● EXERCISE AIM: Repeat the data below exactly, dropping any pictures it holds.

● PROVIDED INFORMATION:
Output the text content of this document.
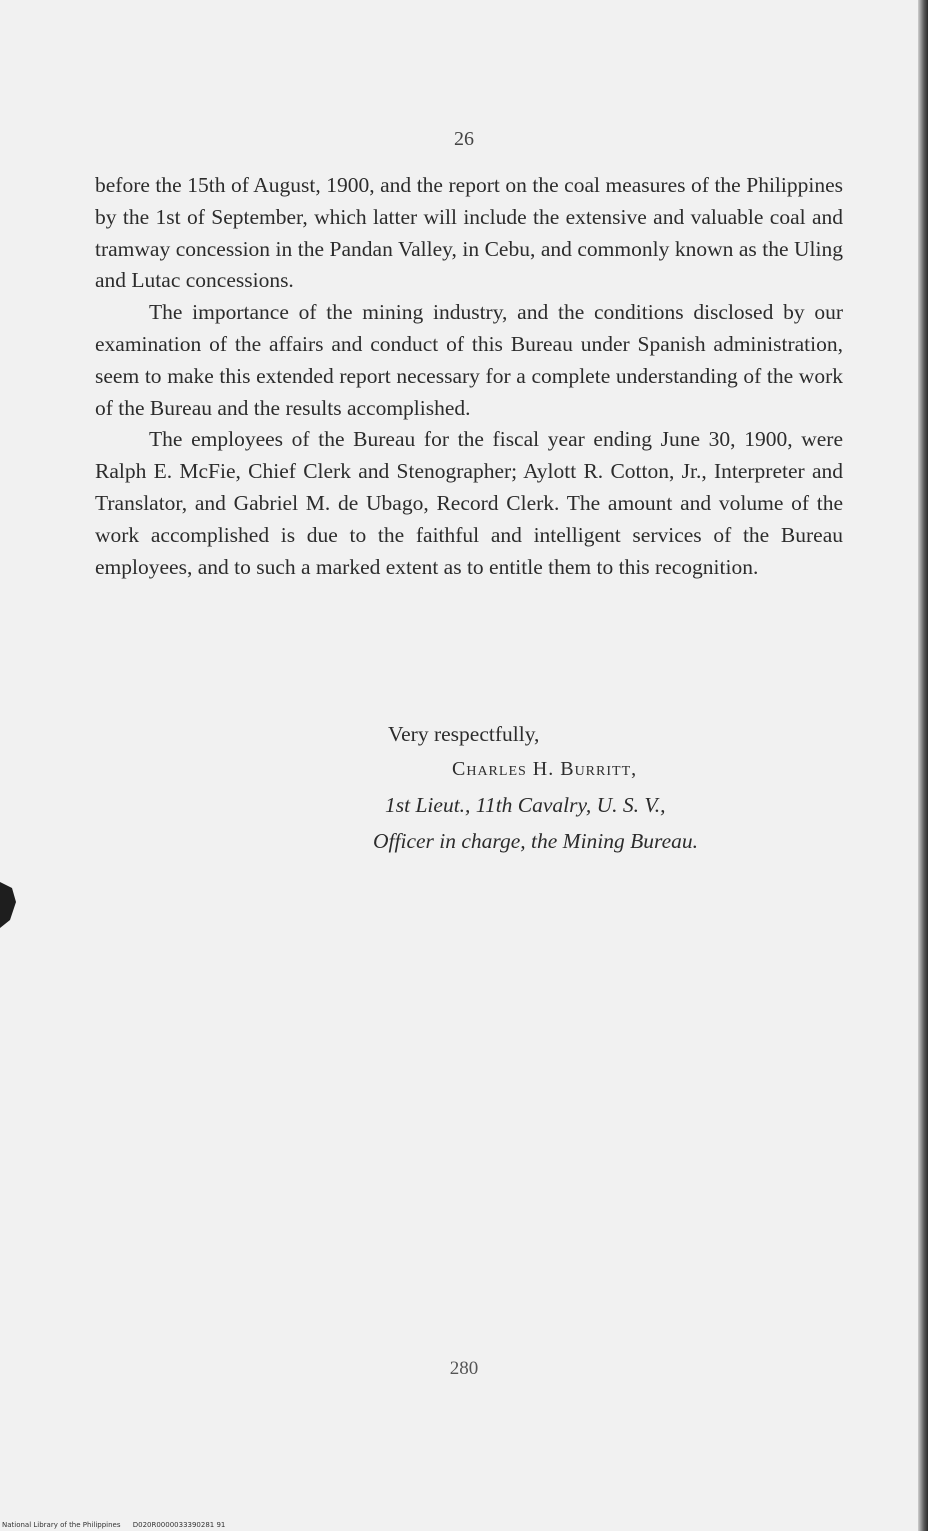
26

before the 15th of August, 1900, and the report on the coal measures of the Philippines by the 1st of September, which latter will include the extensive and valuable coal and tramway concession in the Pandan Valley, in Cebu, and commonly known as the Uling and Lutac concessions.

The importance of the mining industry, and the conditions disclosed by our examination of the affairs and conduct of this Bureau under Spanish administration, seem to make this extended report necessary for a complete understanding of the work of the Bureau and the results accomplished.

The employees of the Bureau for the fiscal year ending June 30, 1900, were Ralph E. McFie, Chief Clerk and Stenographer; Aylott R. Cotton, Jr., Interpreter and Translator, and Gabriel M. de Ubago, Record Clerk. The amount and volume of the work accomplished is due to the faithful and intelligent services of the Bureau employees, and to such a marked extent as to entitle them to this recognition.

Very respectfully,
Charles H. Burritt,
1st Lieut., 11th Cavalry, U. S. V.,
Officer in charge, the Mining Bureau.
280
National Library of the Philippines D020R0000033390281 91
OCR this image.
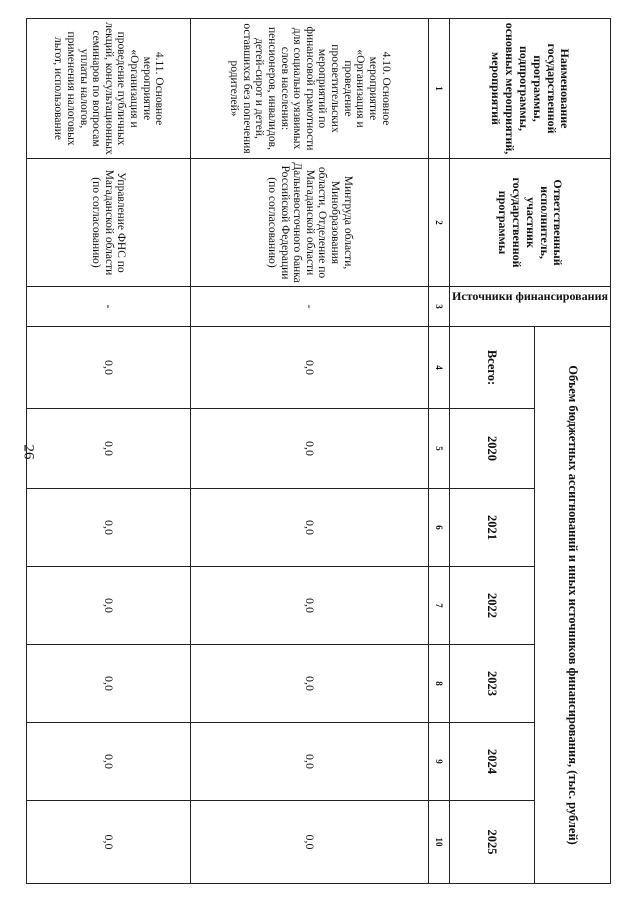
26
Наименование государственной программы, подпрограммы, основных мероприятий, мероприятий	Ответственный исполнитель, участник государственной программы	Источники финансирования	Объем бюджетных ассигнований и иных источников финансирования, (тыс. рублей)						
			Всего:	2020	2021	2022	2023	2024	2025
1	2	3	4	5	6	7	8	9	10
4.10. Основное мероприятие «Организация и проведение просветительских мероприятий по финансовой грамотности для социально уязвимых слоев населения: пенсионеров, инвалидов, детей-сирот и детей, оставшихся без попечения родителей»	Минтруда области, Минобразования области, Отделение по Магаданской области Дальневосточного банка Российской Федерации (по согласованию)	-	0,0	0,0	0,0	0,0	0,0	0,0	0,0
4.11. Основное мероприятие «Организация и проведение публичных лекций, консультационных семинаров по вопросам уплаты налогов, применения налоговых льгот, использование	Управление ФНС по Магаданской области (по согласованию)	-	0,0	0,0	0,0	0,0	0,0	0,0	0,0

● SOLUTION FOR THIS TASK:
Output the text content of this document.
26

before the 15th of August, 1900, and the report on the coal measures of the Philippines by the 1st of September, which latter will include the extensive and valuable coal and tramway concession in the Pandan Valley, in Cebu, and commonly known as the Uling and Lutac concessions.

The importance of the mining industry, and the conditions disclosed by our examination of the affairs and conduct of this Bureau under Spanish administration, seem to make this extended report necessary for a complete understanding of the work of the Bureau and the results accomplished.

The employees of the Bureau for the fiscal year ending June 30, 1900, were Ralph E. McFie, Chief Clerk and Stenographer; Aylott R. Cotton, Jr., Interpreter and Translator, and Gabriel M. de Ubago, Record Clerk. The amount and volume of the work accomplished is due to the faithful and intelligent services of the Bureau employees, and to such a marked extent as to entitle them to this recognition.

Very respectfully,
Charles H. Burritt,
1st Lieut., 11th Cavalry, U. S. V.,
Officer in charge, the Mining Bureau.
280
National Library of the Philippines D020R0000033390281 91
OCR this image.
26
Наименование государственной программы, подпрограммы, основных мероприятий, мероприятий	Ответственный исполнитель, участник государственной программы	Источники финансирования	Объем бюджетных ассигнований и иных источников финансирования, (тыс. рублей)						
			Всего:	2020	2021	2022	2023	2024	2025
1	2	3	4	5	6	7	8	9	10
4.10. Основное мероприятие «Организация и проведение просветительских мероприятий по финансовой грамотности для социально уязвимых слоев населения: пенсионеров, инвалидов, детей-сирот и детей, оставшихся без попечения родителей»	Минтруда области, Минобразования области, Отделение по Магаданской области Дальневосточного банка Российской Федерации (по согласованию)	-	0,0	0,0	0,0	0,0	0,0	0,0	0,0
4.11. Основное мероприятие «Организация и проведение публичных лекций, консультационных семинаров по вопросам уплаты налогов, применения налоговых льгот, использование	Управление ФНС по Магаданской области (по согласованию)	-	0,0	0,0	0,0	0,0	0,0	0,0	0,0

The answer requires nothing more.